[A run of records]
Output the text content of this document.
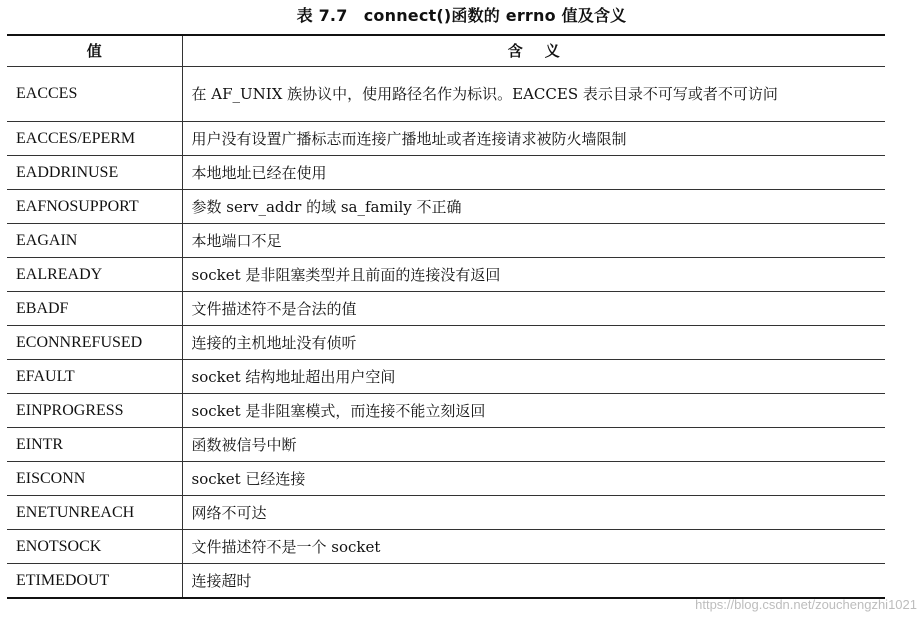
表 7.7　connect()函数的 errno 值及含义
值	含义
EACCES	在 AF_UNIX 族协议中，使用路径名作为标识。EACCES 表示目录不可写或者不可访问
EACCES/EPERM	用户没有设置广播标志而连接广播地址或者连接请求被防火墙限制
EADDRINUSE	本地地址已经在使用
EAFNOSUPPORT	参数 serv_addr 的域 sa_family 不正确
EAGAIN	本地端口不足
EALREADY	socket 是非阻塞类型并且前面的连接没有返回
EBADF	文件描述符不是合法的值
ECONNREFUSED	连接的主机地址没有侦听
EFAULT	socket 结构地址超出用户空间
EINPROGRESS	socket 是非阻塞模式，而连接不能立刻返回
EINTR	函数被信号中断
EISCONN	socket 已经连接
ENETUNREACH	网络不可达
ENOTSOCK	文件描述符不是一个 socket
ETIMEDOUT	连接超时
https://blog.csdn.net/zouchengzhi1021
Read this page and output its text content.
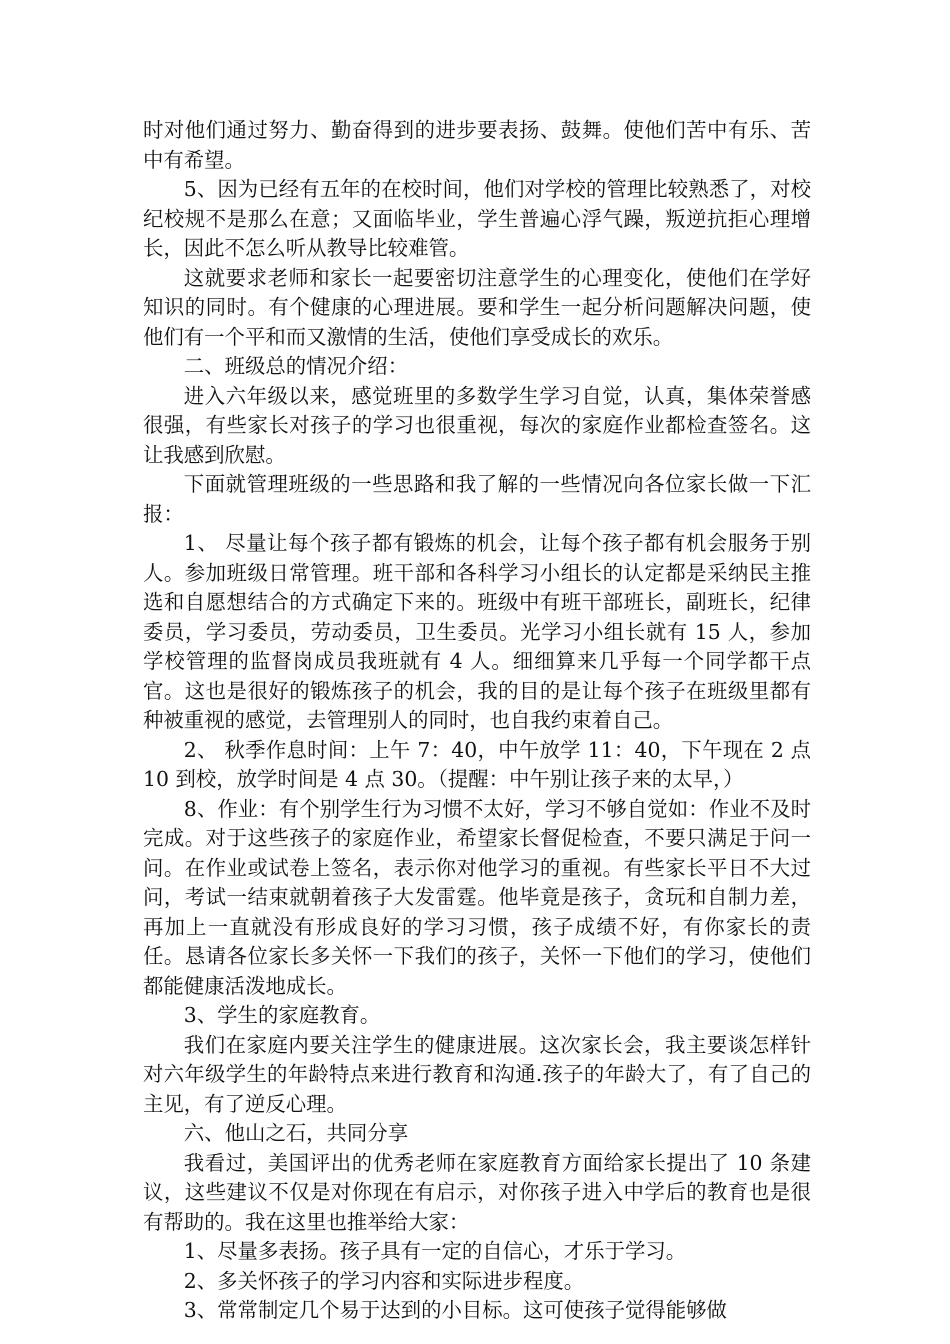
时对他们通过努力、勤奋得到的进步要表扬、鼓舞。使他们苦中有乐、苦中有希望。

5、因为已经有五年的在校时间，他们对学校的管理比较熟悉了，对校纪校规不是那么在意；又面临毕业，学生普遍心浮气躁，叛逆抗拒心理增长，因此不怎么听从教导比较难管。

这就要求老师和家长一起要密切注意学生的心理变化，使他们在学好知识的同时。有个健康的心理进展。要和学生一起分析问题解决问题，使他们有一个平和而又激情的生活，使他们享受成长的欢乐。

二、班级总的情况介绍：

进入六年级以来，感觉班里的多数学生学习自觉，认真，集体荣誉感很强，有些家长对孩子的学习也很重视，每次的家庭作业都检查签名。这让我感到欣慰。

下面就管理班级的一些思路和我了解的一些情况向各位家长做一下汇报：

1、 尽量让每个孩子都有锻炼的机会，让每个孩子都有机会服务于别人。参加班级日常管理。班干部和各科学习小组长的认定都是采纳民主推选和自愿想结合的方式确定下来的。班级中有班干部班长，副班长，纪律委员，学习委员，劳动委员，卫生委员。光学习小组长就有 15 人，参加学校管理的监督岗成员我班就有 4 人。细细算来几乎每一个同学都干点官。这也是很好的锻炼孩子的机会，我的目的是让每个孩子在班级里都有种被重视的感觉，去管理别人的同时，也自我约束着自己。

2、 秋季作息时间：上午 7：40，中午放学 11：40，下午现在 2 点 10 到校，放学时间是 4 点 30。（提醒：中午别让孩子来的太早，）

8、作业：有个别学生行为习惯不太好，学习不够自觉如：作业不及时完成。对于这些孩子的家庭作业，希望家长督促检查，不要只满足于问一问。在作业或试卷上签名，表示你对他学习的重视。有些家长平日不大过问，考试一结束就朝着孩子大发雷霆。他毕竟是孩子，贪玩和自制力差，再加上一直就没有形成良好的学习习惯，孩子成绩不好，有你家长的责任。恳请各位家长多关怀一下我们的孩子，关怀一下他们的学习，使他们都能健康活泼地成长。

3、学生的家庭教育。

我们在家庭内要关注学生的健康进展。这次家长会，我主要谈怎样针对六年级学生的年龄特点来进行教育和沟通.孩子的年龄大了，有了自己的主见，有了逆反心理。

六、他山之石，共同分享

我看过，美国评出的优秀老师在家庭教育方面给家长提出了 10 条建议，这些建议不仅是对你现在有启示，对你孩子进入中学后的教育也是很有帮助的。我在这里也推举给大家：

1、尽量多表扬。孩子具有一定的自信心，才乐于学习。

2、多关怀孩子的学习内容和实际进步程度。

3、常常制定几个易于达到的小目标。这可使孩子觉得能够做
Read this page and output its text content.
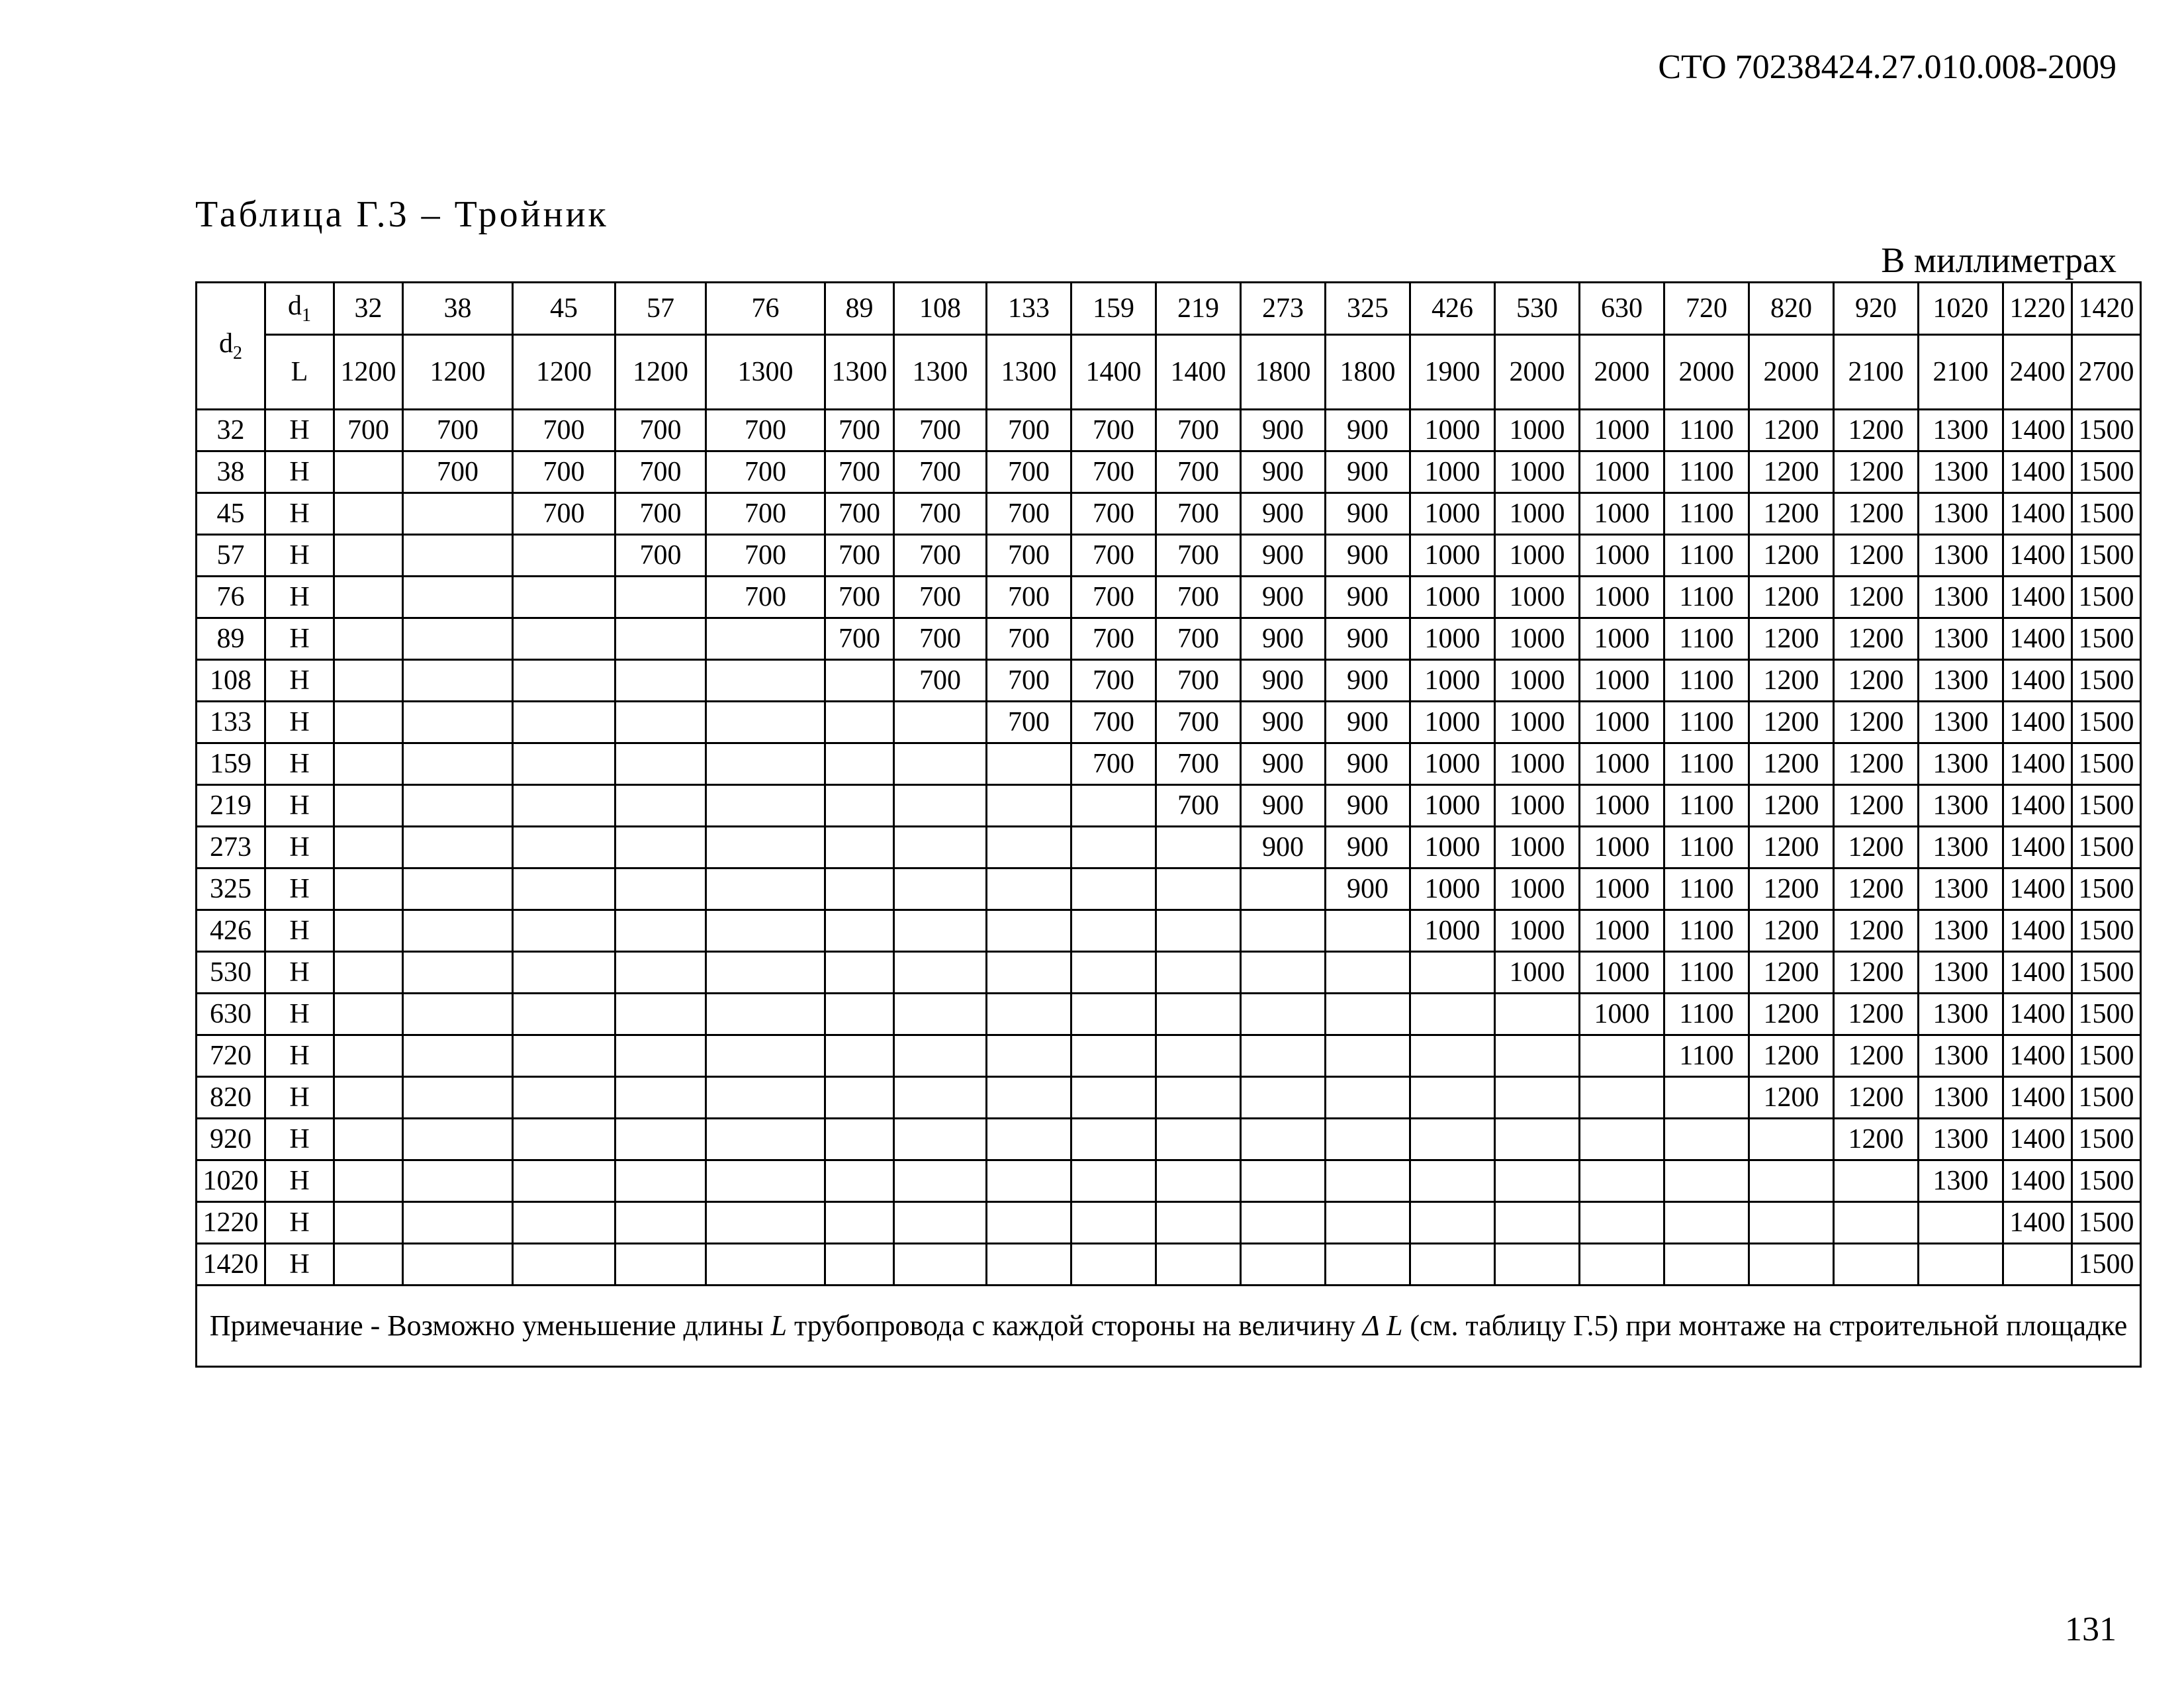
СТО 70238424.27.010.008-2009
Таблица Г.3 – Тройник
В миллиметрах
$d_2$	$d_1$	32	38	45	57	76	89	108	133	159	219	273	325	426	530	630	720	820	920	1020	1220	1420
	L	1200	1200	1200	1200	1300	1300	1300	1300	1400	1400	1800	1800	1900	2000	2000	2000	2000	2100	2100	2400	2700
32	Н	700	700	700	700	700	700	700	700	700	700	900	900	1000	1000	1000	1100	1200	1200	1300	1400	1500
38	Н		700	700	700	700	700	700	700	700	700	900	900	1000	1000	1000	1100	1200	1200	1300	1400	1500
45	Н			700	700	700	700	700	700	700	700	900	900	1000	1000	1000	1100	1200	1200	1300	1400	1500
57	Н				700	700	700	700	700	700	700	900	900	1000	1000	1000	1100	1200	1200	1300	1400	1500
76	Н					700	700	700	700	700	700	900	900	1000	1000	1000	1100	1200	1200	1300	1400	1500
89	Н						700	700	700	700	700	900	900	1000	1000	1000	1100	1200	1200	1300	1400	1500
108	Н							700	700	700	700	900	900	1000	1000	1000	1100	1200	1200	1300	1400	1500
133	Н								700	700	700	900	900	1000	1000	1000	1100	1200	1200	1300	1400	1500
159	Н									700	700	900	900	1000	1000	1000	1100	1200	1200	1300	1400	1500
219	Н										700	900	900	1000	1000	1000	1100	1200	1200	1300	1400	1500
273	Н											900	900	1000	1000	1000	1100	1200	1200	1300	1400	1500
325	Н												900	1000	1000	1000	1100	1200	1200	1300	1400	1500
426	Н													1000	1000	1000	1100	1200	1200	1300	1400	1500
530	Н														1000	1000	1100	1200	1200	1300	1400	1500
630	Н															1000	1100	1200	1200	1300	1400	1500
720	Н																1100	1200	1200	1300	1400	1500
820	Н																	1200	1200	1300	1400	1500
920	Н																		1200	1300	1400	1500
1020	Н																			1300	1400	1500
1220	Н																				1400	1500
1420	Н																					1500
Примечание - Возможно уменьшение длины L трубопровода с каждой стороны на величину Δ L (см. таблицу Г.5) при монтаже на строительной площадке																						
131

DIRECTION: Count how many lines in the data above hold the string "EACCES", and give the number with no other words.

SOLUTION TO THE PROBLEM: 2